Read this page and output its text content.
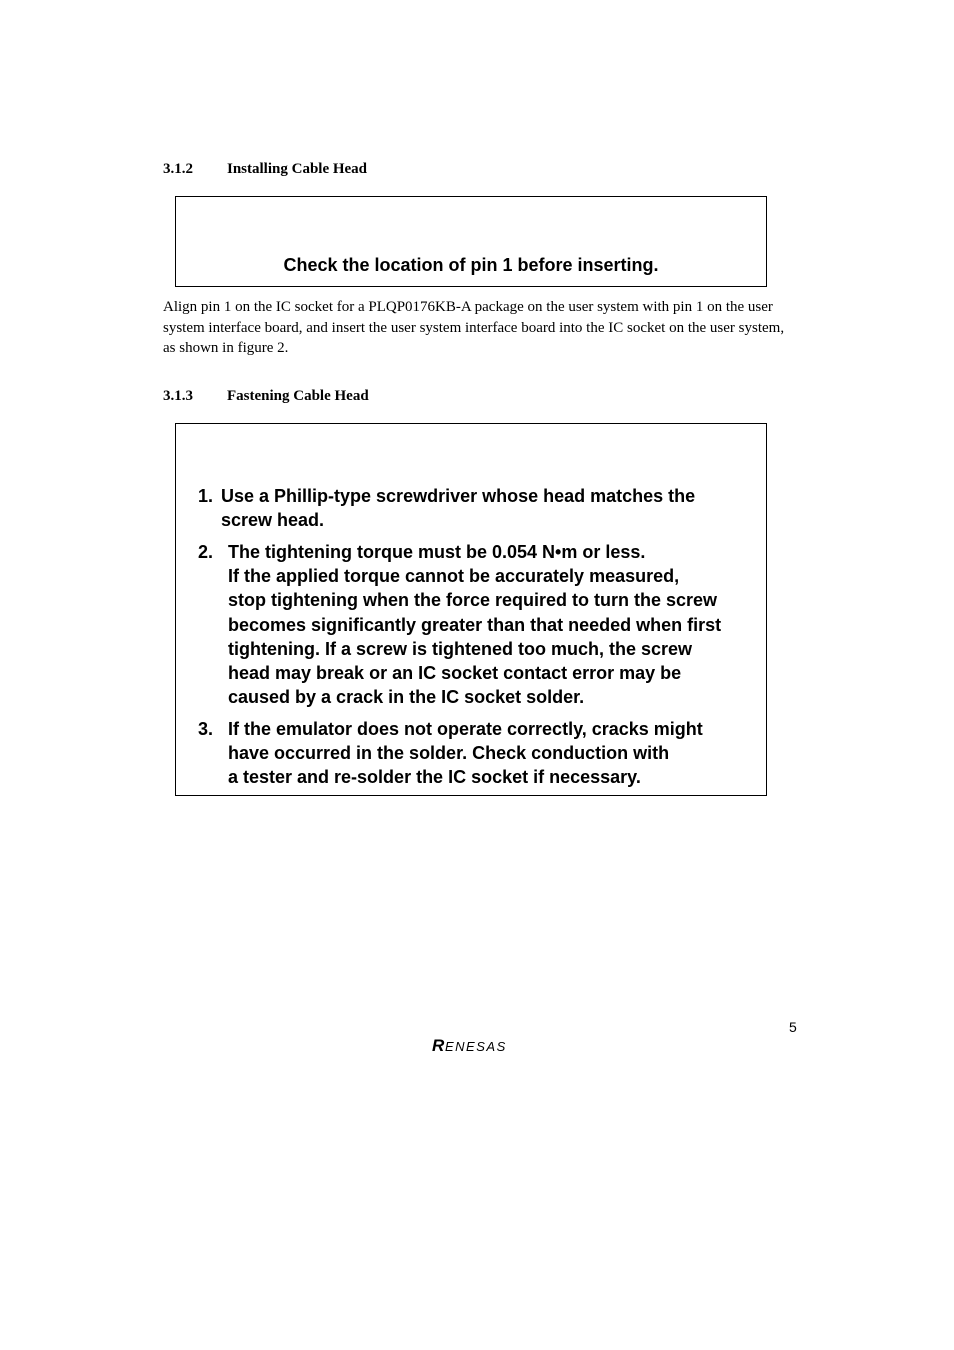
3.1.2 Installing Cable Head
Check the location of pin 1 before inserting.
Align pin 1 on the IC socket for a PLQP0176KB-A package on the user system with pin 1 on the user system interface board, and insert the user system interface board into the IC socket on the user system, as shown in figure 2.
3.1.3 Fastening Cable Head
1. Use a Phillip-type screwdriver whose head matches the
screw head.
2. The tightening torque must be 0.054 N•m or less.
If the applied torque cannot be accurately measured,
stop tightening when the force required to turn the screw
becomes significantly greater than that needed when first
tightening. If a screw is tightened too much, the screw
head may break or an IC socket contact error may be
caused by a crack in the IC socket solder.
3. If the emulator does not operate correctly, cracks might
have occurred in the solder. Check conduction with
a tester and re-solder the IC socket if necessary.
5
R ENESAS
______________________________
> SHORT EXERCISE:
Each line in the records above should be reproduced exactly; images are not copied.

> TASK SOLUTION:
Read this page and output its text content.
3.1.2 Installing Cable Head
Check the location of pin 1 before inserting.
Align pin 1 on the IC socket for a PLQP0176KB-A package on the user system with pin 1 on the user system interface board, and insert the user system interface board into the IC socket on the user system, as shown in figure 2.
3.1.3 Fastening Cable Head
1. Use a Phillip-type screwdriver whose head matches the
screw head.
2. The tightening torque must be 0.054 N•m or less.
If the applied torque cannot be accurately measured,
stop tightening when the force required to turn the screw
becomes significantly greater than that needed when first
tightening. If a screw is tightened too much, the screw
head may break or an IC socket contact error may be
caused by a crack in the IC socket solder.
3. If the emulator does not operate correctly, cracks might
have occurred in the solder. Check conduction with
a tester and re-solder the IC socket if necessary.
5
R ENESAS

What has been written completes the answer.